- [Exercise aim]: In the listing below, locate the lines bearing the word "desc". Copy every one of them.

- [Supplied records]:
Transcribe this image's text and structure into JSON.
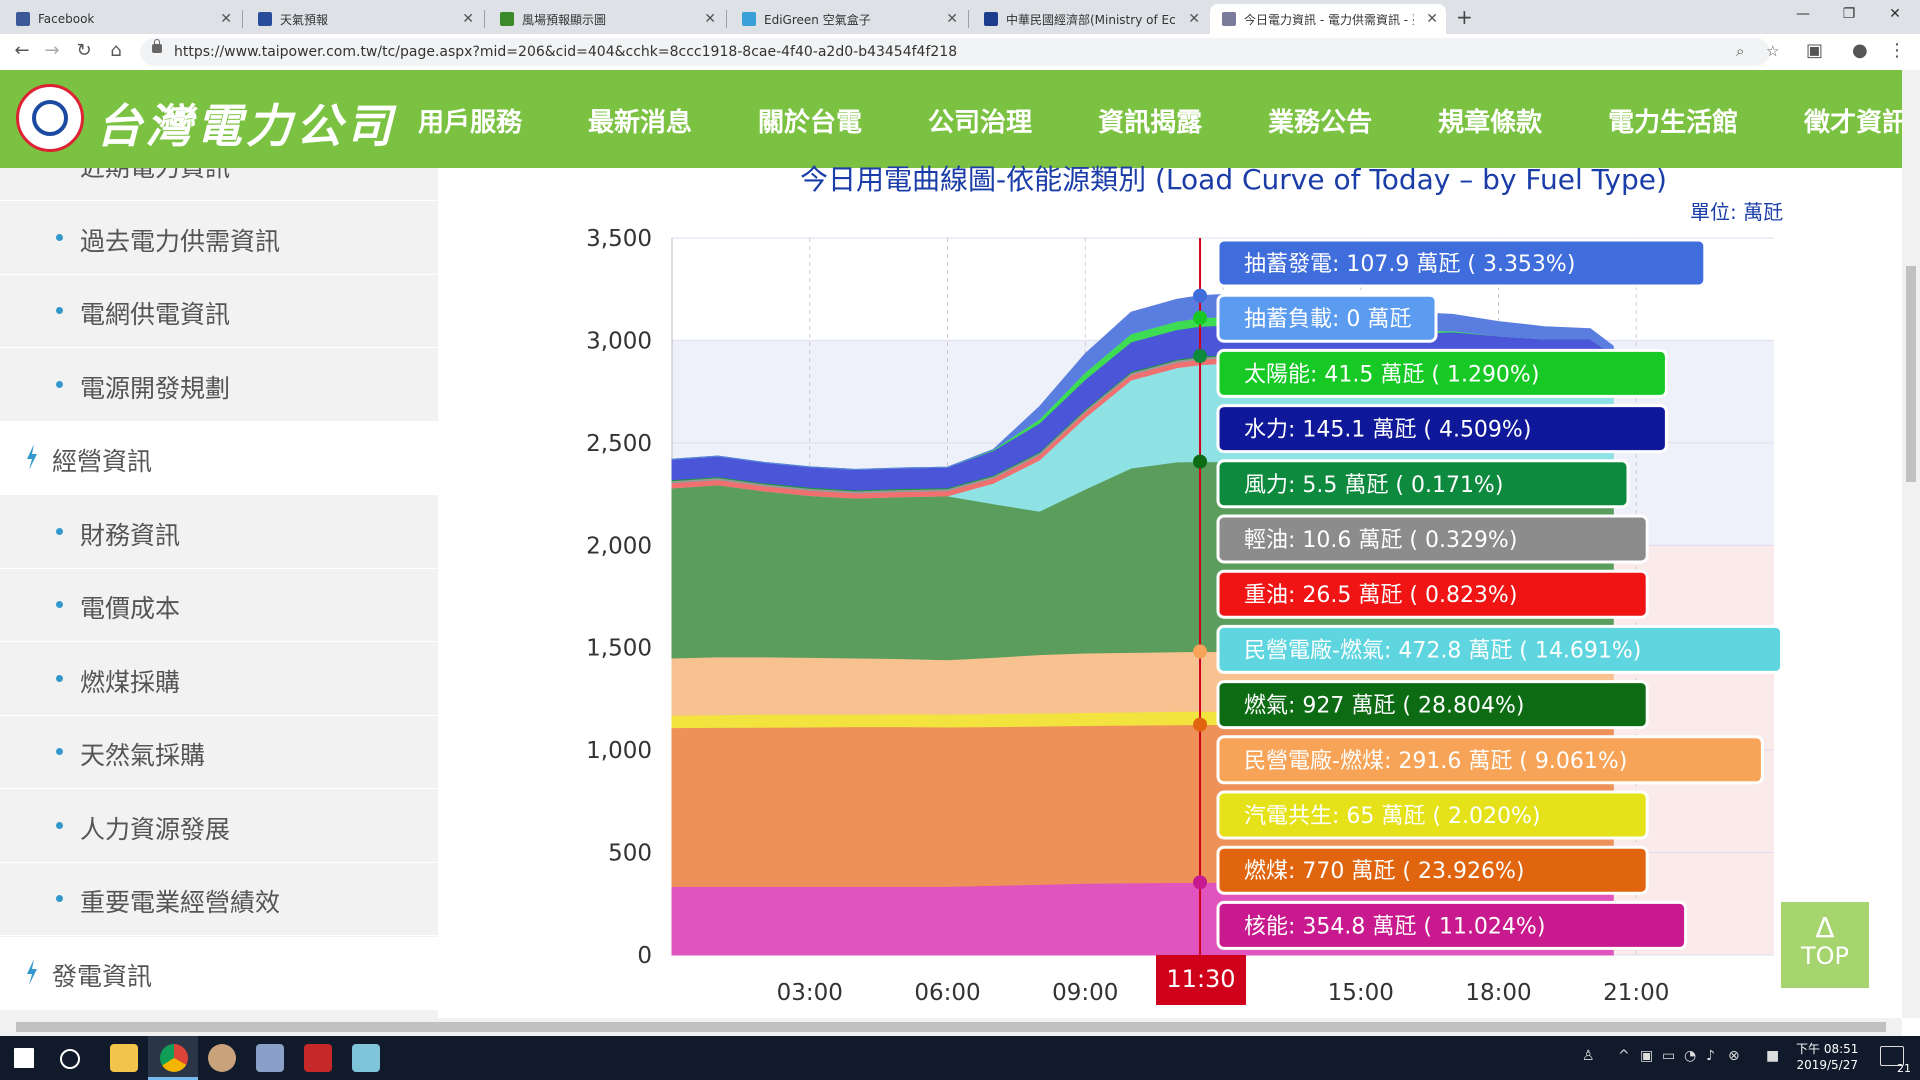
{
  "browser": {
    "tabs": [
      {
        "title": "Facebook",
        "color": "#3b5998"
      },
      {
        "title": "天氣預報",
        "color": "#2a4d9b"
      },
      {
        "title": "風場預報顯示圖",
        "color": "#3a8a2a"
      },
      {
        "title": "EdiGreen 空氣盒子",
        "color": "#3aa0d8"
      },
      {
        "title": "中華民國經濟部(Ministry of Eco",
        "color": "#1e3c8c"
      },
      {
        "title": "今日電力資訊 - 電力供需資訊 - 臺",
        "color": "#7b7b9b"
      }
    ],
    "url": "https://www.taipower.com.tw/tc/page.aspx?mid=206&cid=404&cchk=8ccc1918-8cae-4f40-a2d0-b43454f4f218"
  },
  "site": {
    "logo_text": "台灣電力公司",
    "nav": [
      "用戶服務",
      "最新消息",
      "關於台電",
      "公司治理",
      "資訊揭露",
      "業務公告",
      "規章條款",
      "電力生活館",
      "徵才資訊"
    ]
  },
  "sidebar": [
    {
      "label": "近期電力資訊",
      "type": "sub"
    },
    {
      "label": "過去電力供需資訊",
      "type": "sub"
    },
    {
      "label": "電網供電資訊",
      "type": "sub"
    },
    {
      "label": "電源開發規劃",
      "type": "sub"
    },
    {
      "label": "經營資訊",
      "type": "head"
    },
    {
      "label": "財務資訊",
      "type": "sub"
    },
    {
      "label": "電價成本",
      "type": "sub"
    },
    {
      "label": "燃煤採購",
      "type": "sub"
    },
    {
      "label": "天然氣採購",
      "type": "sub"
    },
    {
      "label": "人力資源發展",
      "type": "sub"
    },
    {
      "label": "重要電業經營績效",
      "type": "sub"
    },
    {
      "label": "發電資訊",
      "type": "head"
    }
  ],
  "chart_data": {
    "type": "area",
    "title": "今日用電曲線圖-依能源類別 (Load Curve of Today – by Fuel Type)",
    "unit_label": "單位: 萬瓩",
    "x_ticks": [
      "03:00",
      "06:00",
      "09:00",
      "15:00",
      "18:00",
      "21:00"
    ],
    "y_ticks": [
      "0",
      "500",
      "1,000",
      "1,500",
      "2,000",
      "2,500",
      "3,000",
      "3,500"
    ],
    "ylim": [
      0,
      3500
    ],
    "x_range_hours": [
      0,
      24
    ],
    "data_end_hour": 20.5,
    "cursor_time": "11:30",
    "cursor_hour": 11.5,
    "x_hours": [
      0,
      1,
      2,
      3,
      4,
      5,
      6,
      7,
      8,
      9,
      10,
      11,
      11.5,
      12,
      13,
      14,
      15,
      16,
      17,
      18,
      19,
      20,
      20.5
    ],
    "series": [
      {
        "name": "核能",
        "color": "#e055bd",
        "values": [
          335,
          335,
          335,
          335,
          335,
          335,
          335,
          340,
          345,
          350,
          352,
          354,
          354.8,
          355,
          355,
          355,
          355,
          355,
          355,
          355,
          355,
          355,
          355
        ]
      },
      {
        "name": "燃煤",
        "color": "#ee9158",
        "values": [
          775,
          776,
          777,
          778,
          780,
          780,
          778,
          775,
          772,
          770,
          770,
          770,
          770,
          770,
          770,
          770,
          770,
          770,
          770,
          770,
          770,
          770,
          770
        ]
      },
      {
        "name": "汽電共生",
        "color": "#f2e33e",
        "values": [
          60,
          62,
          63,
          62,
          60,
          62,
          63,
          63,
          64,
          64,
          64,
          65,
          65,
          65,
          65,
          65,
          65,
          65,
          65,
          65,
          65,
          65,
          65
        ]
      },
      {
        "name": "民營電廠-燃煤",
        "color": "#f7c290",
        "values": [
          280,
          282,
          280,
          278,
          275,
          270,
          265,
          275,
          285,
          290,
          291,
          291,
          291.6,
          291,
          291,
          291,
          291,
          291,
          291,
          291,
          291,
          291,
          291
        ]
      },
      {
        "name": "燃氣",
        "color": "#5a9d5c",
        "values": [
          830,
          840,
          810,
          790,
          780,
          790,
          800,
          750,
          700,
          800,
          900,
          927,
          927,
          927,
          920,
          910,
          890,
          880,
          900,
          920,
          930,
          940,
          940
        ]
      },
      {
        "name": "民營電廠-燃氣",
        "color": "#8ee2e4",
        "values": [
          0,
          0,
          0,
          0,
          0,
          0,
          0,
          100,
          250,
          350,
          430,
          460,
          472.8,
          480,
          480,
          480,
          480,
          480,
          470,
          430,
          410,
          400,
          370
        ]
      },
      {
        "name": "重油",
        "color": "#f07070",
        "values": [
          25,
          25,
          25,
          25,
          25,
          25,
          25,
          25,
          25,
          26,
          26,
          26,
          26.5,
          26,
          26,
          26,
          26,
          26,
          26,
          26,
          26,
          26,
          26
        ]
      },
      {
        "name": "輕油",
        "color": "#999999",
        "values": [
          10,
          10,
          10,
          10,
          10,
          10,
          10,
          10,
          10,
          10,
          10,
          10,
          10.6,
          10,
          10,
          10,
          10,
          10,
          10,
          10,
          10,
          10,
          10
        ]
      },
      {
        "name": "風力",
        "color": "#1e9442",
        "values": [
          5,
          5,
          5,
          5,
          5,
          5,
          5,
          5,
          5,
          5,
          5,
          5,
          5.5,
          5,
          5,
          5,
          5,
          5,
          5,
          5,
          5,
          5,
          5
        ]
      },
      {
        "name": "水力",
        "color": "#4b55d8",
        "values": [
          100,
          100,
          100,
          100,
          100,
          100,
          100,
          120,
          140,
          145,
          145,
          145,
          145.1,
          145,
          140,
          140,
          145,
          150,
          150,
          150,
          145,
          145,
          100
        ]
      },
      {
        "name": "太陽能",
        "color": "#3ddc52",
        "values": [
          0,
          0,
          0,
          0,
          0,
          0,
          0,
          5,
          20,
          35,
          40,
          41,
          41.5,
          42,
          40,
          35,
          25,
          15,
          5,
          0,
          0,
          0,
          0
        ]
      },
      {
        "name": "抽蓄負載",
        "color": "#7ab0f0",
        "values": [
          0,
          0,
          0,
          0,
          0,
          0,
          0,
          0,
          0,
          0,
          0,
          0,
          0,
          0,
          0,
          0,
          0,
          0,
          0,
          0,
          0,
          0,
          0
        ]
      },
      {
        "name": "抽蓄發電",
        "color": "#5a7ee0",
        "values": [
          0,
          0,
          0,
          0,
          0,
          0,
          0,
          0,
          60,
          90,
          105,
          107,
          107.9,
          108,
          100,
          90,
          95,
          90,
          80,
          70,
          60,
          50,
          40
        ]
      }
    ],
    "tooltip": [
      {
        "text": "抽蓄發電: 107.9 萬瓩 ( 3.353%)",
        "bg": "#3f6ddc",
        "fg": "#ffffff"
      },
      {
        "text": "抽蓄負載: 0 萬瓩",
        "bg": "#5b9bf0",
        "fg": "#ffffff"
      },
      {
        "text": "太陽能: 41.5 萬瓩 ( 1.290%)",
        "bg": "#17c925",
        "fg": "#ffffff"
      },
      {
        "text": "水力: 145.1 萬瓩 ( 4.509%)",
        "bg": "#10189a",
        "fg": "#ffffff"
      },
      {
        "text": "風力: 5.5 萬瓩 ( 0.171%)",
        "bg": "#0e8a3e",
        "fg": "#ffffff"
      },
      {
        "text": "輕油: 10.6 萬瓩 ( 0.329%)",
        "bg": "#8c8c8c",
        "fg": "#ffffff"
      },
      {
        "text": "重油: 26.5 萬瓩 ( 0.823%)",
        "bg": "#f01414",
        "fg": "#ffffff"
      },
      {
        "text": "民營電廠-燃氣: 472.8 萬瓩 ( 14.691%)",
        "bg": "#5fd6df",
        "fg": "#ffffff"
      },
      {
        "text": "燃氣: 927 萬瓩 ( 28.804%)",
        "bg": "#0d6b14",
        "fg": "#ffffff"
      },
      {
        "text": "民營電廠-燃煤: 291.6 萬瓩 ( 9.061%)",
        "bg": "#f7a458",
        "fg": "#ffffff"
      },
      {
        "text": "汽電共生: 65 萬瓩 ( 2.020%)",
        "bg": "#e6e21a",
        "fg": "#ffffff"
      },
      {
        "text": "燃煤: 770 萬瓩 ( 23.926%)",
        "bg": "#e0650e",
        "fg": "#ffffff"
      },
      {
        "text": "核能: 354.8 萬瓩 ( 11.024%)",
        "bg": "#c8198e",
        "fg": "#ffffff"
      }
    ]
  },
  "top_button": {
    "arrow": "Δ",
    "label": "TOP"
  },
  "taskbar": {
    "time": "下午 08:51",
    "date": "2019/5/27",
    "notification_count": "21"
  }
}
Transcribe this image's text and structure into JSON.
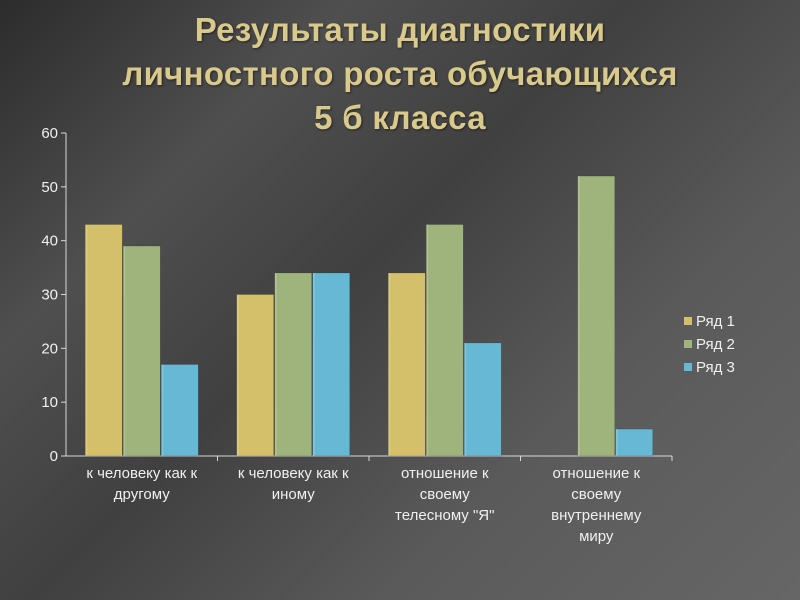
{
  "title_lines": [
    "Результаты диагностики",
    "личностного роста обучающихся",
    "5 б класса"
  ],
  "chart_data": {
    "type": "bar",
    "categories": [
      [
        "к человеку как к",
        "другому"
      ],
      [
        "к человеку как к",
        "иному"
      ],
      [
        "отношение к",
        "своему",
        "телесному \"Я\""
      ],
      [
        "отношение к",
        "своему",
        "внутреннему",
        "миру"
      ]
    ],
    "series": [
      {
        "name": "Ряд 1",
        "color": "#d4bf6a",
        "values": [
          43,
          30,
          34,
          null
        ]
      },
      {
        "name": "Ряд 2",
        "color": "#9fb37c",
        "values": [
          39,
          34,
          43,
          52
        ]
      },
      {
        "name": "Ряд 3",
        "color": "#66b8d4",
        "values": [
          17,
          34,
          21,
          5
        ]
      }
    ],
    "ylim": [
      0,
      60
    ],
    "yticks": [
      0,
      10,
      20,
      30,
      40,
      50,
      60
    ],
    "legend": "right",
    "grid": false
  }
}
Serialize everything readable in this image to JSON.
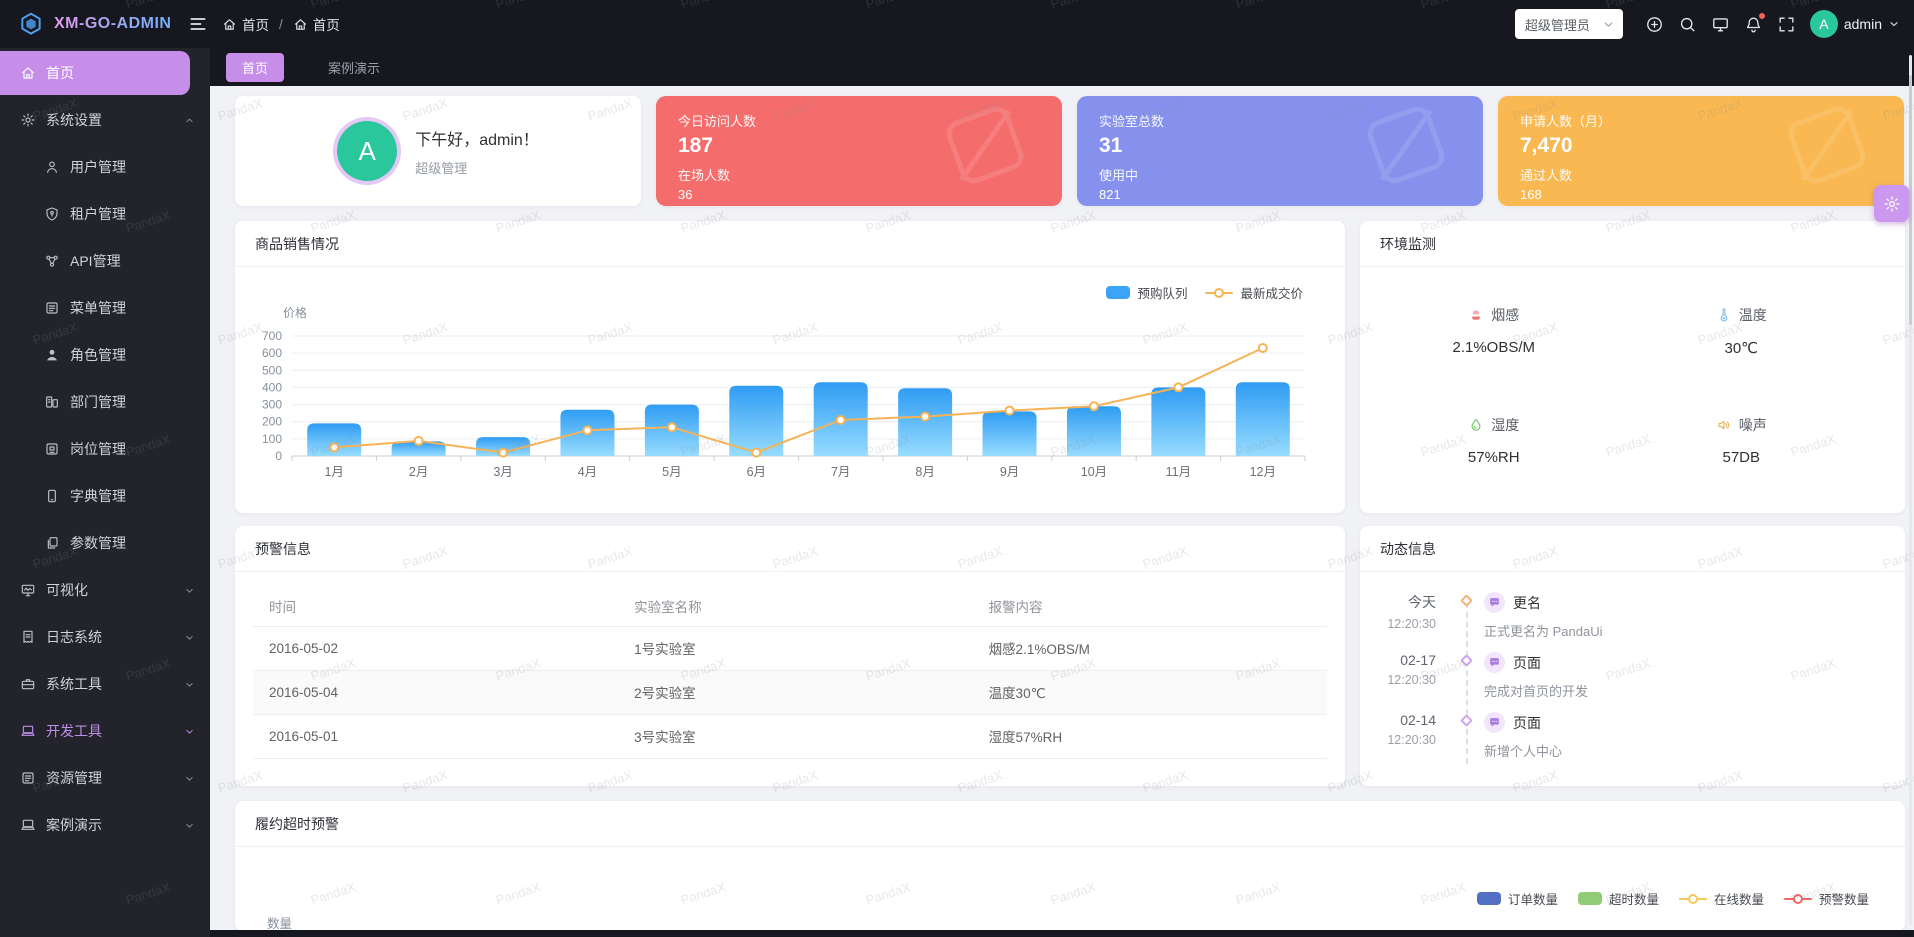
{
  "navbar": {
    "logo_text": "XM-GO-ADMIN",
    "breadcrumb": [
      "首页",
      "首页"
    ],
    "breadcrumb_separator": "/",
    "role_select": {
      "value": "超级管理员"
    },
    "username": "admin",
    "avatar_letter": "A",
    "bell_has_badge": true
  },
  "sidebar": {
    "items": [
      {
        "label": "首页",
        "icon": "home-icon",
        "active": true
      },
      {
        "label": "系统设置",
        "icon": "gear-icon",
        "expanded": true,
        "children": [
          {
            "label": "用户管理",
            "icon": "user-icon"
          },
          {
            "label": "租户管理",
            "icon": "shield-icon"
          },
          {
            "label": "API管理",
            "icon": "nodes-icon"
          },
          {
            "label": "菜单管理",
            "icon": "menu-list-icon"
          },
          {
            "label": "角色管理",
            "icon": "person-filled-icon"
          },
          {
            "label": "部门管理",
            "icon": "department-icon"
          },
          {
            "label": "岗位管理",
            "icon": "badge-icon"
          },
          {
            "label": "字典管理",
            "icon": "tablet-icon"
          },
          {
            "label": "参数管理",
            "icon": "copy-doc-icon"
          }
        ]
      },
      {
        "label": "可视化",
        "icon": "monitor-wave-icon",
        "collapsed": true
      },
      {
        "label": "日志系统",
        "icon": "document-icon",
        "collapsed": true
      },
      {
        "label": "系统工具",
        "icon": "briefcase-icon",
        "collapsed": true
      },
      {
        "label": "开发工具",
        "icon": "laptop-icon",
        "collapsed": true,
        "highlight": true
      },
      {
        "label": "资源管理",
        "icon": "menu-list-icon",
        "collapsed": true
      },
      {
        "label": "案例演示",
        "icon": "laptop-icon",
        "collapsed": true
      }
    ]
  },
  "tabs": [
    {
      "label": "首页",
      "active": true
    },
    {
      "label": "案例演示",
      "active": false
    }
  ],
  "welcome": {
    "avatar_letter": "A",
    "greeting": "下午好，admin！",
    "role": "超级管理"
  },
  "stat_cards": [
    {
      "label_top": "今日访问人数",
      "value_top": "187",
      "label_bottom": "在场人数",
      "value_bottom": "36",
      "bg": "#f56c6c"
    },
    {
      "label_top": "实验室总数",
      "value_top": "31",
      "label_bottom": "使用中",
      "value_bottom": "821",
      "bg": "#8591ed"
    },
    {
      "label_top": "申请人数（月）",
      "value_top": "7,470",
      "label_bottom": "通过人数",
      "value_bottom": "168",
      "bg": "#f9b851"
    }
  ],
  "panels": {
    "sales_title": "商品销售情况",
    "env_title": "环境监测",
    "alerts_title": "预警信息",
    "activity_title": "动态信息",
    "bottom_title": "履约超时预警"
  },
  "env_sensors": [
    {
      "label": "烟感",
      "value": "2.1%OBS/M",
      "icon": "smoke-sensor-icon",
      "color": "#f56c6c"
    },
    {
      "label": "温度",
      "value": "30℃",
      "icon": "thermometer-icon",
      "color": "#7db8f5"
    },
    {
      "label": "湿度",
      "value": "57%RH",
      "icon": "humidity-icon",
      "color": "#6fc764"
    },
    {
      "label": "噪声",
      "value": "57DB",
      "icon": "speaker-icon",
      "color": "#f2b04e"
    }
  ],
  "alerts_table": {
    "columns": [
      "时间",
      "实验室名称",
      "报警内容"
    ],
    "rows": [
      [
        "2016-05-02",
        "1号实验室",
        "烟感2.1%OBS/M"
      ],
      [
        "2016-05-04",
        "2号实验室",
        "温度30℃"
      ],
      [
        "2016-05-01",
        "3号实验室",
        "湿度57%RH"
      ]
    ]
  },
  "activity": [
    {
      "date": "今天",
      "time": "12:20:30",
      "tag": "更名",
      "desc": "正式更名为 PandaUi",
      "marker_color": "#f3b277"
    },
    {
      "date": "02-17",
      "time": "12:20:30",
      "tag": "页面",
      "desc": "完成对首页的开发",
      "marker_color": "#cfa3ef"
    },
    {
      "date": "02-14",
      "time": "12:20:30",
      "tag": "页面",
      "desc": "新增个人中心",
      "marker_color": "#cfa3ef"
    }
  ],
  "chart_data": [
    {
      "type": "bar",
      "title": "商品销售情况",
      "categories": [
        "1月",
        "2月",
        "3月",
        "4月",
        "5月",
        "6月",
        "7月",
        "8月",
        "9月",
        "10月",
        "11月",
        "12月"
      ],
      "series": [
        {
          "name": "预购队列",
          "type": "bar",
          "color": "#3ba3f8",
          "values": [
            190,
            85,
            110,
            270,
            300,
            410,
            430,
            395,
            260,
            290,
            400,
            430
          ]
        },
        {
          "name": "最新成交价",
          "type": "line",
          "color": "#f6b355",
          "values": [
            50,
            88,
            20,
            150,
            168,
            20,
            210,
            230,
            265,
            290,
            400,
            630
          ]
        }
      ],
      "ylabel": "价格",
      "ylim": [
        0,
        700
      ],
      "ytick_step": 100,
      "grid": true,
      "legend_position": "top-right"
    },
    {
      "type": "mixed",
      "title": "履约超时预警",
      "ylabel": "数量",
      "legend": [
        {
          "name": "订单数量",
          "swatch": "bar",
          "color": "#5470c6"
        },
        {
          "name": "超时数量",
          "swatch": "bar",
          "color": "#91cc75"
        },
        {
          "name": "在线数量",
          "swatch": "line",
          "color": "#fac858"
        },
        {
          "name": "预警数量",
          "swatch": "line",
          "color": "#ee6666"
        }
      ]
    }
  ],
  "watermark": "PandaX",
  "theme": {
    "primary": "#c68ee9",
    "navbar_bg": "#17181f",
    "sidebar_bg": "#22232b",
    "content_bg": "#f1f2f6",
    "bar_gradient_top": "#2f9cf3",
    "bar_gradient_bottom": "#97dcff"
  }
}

- [Problem solution]:
      "desc": "正式更名为 PandaUi",
      "desc": "完成对首页的开发",
      "desc": "新增个人中心",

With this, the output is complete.